All of the data should be output character for character, except the pictures.
==== Data excerpts
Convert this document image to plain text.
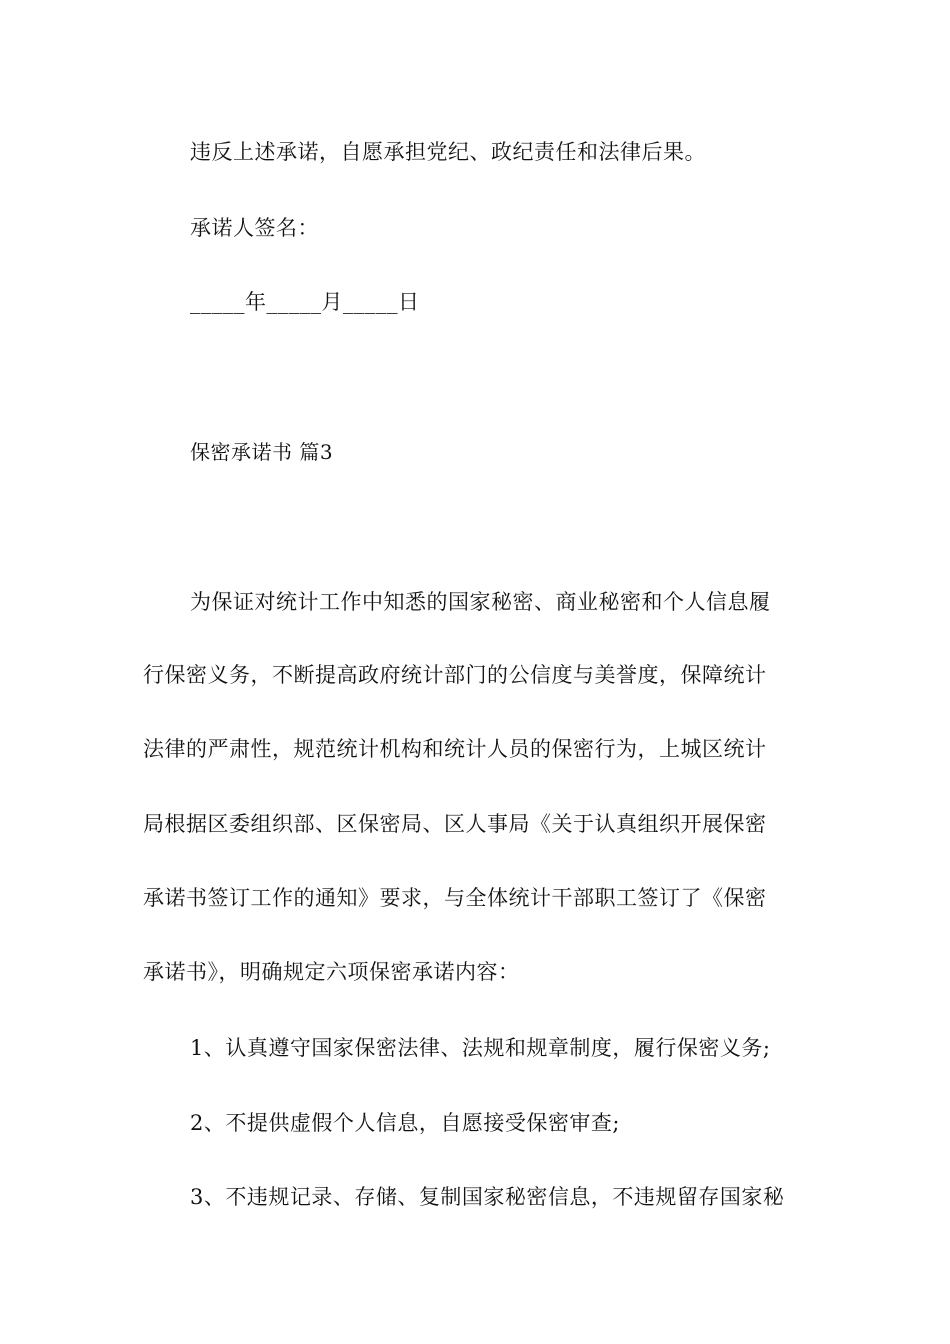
违反上述承诺，自愿承担党纪、政纪责任和法律后果。
承诺人签名：
_____年_____月_____日
保密承诺书 篇3
为保证对统计工作中知悉的国家秘密、商业秘密和个人信息履
行保密义务，不断提高政府统计部门的公信度与美誉度，保障统计
法律的严肃性，规范统计机构和统计人员的保密行为，上城区统计
局根据区委组织部、区保密局、区人事局《关于认真组织开展保密
承诺书签订工作的通知》要求，与全体统计干部职工签订了《保密
承诺书》，明确规定六项保密承诺内容：
1、认真遵守国家保密法律、法规和规章制度，履行保密义务;
2、不提供虚假个人信息，自愿接受保密审查;
3、不违规记录、存储、复制国家秘密信息，不违规留存国家秘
========
The reply:
Convert this document image to plain text.
违反上述承诺，自愿承担党纪、政纪责任和法律后果。
承诺人签名：
_____年_____月_____日
保密承诺书 篇3
为保证对统计工作中知悉的国家秘密、商业秘密和个人信息履
行保密义务，不断提高政府统计部门的公信度与美誉度，保障统计
法律的严肃性，规范统计机构和统计人员的保密行为，上城区统计
局根据区委组织部、区保密局、区人事局《关于认真组织开展保密
承诺书签订工作的通知》要求，与全体统计干部职工签订了《保密
承诺书》，明确规定六项保密承诺内容：
1、认真遵守国家保密法律、法规和规章制度，履行保密义务;
2、不提供虚假个人信息，自愿接受保密审查;
3、不违规记录、存储、复制国家秘密信息，不违规留存国家秘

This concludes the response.